### Data in this exercise

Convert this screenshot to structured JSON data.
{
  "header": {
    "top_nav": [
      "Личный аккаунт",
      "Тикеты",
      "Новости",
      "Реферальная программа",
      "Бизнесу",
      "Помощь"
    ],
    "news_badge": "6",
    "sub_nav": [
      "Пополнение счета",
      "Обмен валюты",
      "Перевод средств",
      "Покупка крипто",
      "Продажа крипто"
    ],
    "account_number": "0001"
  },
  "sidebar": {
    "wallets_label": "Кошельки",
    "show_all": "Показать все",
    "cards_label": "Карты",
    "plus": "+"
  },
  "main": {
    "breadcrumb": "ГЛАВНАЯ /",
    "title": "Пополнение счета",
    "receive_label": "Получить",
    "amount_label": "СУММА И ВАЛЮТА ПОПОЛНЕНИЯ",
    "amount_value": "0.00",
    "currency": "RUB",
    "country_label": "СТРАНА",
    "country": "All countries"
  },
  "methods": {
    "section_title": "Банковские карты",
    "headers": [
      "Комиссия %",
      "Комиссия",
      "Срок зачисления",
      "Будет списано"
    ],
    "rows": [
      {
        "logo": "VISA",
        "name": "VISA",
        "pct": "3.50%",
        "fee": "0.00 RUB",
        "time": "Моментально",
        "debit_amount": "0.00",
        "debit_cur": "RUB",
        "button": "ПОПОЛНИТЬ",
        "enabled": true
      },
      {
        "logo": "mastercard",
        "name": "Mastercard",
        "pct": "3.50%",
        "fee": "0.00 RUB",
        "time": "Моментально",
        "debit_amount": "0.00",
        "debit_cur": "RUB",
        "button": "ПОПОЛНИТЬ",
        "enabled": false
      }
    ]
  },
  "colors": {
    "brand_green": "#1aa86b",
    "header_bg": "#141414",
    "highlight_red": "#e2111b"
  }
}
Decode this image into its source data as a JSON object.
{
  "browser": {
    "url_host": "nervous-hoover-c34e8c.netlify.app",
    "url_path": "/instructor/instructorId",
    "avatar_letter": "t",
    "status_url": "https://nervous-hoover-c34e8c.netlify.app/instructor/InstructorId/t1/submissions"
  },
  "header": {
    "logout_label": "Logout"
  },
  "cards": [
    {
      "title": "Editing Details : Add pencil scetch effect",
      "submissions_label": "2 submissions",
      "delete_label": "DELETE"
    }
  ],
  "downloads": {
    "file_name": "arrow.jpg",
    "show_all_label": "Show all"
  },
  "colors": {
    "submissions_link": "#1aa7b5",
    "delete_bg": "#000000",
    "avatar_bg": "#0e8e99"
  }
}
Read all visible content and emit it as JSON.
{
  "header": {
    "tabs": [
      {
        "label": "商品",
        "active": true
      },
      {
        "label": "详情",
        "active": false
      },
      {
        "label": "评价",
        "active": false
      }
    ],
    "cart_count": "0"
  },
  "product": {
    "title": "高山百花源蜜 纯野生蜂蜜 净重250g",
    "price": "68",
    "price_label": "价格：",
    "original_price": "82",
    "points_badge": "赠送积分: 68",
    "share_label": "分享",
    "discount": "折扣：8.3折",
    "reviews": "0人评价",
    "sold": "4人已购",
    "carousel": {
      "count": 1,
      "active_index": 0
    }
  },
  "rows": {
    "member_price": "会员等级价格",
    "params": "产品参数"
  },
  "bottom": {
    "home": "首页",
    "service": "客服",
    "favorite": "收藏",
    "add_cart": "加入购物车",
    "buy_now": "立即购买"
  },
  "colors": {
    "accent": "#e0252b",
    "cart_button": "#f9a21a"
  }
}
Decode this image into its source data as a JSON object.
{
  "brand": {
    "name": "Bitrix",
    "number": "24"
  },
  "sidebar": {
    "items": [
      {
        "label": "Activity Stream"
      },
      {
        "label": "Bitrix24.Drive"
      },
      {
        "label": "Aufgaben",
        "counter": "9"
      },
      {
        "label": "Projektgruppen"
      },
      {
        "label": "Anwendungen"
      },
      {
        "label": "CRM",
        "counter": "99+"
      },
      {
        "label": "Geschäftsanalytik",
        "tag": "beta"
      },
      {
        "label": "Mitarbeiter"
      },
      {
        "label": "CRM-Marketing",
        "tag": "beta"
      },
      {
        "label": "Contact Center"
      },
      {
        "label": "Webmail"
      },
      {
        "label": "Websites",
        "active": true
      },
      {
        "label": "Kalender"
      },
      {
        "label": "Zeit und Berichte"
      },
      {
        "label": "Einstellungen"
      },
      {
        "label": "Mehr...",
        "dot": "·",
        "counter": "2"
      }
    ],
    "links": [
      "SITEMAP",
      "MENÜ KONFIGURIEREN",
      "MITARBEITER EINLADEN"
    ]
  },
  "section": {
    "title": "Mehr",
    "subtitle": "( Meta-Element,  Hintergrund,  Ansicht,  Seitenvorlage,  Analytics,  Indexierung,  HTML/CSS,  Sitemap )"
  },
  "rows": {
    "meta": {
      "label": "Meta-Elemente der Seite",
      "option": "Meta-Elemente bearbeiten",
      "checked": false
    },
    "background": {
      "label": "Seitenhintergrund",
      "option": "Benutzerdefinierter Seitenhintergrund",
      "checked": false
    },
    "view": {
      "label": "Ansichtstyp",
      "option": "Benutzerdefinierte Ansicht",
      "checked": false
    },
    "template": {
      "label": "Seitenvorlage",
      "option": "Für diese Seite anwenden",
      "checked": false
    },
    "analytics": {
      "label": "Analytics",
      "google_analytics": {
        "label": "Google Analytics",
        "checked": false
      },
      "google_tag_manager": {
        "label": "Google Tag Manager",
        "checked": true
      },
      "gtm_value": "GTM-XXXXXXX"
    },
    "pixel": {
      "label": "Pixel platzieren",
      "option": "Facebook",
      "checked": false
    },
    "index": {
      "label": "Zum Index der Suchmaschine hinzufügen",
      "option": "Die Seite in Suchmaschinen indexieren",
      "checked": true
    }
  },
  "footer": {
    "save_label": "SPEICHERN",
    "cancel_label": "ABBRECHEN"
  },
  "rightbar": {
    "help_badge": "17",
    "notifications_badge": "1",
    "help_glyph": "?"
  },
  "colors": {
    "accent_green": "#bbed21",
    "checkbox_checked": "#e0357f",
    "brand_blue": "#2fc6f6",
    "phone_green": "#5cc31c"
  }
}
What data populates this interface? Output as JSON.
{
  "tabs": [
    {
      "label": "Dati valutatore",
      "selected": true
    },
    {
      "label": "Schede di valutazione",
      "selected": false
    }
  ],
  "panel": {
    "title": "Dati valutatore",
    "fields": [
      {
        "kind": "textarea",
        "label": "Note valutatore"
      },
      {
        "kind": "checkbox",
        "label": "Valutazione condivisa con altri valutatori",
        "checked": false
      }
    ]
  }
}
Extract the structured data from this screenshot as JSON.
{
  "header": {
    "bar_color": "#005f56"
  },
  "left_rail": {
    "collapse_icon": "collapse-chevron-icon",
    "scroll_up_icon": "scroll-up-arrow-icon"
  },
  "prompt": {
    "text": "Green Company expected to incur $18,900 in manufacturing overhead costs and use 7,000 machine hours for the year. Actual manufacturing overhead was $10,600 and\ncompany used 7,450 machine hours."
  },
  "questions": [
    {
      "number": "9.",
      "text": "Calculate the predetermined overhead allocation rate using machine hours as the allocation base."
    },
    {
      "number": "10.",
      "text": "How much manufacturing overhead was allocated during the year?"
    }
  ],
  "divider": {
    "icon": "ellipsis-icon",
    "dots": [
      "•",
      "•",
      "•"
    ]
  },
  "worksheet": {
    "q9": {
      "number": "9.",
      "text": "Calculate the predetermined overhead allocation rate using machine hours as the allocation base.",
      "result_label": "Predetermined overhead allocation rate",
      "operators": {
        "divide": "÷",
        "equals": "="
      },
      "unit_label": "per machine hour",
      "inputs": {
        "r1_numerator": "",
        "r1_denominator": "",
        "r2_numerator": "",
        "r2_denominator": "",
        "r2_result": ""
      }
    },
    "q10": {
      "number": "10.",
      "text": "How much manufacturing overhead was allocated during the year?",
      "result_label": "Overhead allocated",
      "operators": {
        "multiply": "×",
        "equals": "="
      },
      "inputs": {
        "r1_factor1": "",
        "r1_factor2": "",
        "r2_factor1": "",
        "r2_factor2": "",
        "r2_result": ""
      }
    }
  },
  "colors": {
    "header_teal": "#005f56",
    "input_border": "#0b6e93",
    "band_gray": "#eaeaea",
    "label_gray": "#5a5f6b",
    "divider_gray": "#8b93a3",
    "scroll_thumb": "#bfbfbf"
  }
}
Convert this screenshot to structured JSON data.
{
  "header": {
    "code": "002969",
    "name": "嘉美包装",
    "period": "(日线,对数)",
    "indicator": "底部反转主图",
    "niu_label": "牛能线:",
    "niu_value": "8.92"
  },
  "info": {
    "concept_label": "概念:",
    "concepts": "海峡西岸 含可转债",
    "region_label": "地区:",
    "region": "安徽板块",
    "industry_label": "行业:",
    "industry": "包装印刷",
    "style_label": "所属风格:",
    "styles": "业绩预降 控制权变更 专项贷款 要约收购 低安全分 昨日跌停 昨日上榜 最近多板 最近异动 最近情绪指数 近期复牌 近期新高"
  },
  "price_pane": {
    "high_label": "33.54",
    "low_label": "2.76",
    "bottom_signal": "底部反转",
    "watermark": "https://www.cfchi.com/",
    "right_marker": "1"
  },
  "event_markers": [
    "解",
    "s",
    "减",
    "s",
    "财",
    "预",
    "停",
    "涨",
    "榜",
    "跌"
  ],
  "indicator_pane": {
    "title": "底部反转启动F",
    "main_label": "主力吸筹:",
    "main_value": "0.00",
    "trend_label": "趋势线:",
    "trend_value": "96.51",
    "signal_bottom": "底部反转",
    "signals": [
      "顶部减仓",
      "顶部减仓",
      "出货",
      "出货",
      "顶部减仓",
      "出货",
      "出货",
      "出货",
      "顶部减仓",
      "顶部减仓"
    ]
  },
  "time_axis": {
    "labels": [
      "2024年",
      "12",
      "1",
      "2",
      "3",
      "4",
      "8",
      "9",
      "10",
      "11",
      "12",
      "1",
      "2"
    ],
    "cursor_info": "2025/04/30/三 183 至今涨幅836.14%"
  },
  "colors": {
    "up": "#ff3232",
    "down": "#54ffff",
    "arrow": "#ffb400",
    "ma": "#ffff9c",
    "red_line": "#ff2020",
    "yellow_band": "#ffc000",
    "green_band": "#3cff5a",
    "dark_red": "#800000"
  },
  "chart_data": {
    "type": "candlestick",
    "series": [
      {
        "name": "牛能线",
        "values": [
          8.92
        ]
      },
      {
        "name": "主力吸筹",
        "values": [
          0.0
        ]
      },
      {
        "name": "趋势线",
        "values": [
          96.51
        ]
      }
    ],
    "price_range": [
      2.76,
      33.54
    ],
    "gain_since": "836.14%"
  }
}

### Request
From the data, collect all lines where the string "year" appears.

### Task result
    "text": "Green Company expected to incur $18,900 in manufacturing overhead costs and use 7,000 machine hours for the year. Actual manufacturing overhead was $10,600 and\ncompany used 7,450 machine hours."
      "text": "How much manufacturing overhead was allocated during the year?"
      "text": "How much manufacturing overhead was allocated during the year?",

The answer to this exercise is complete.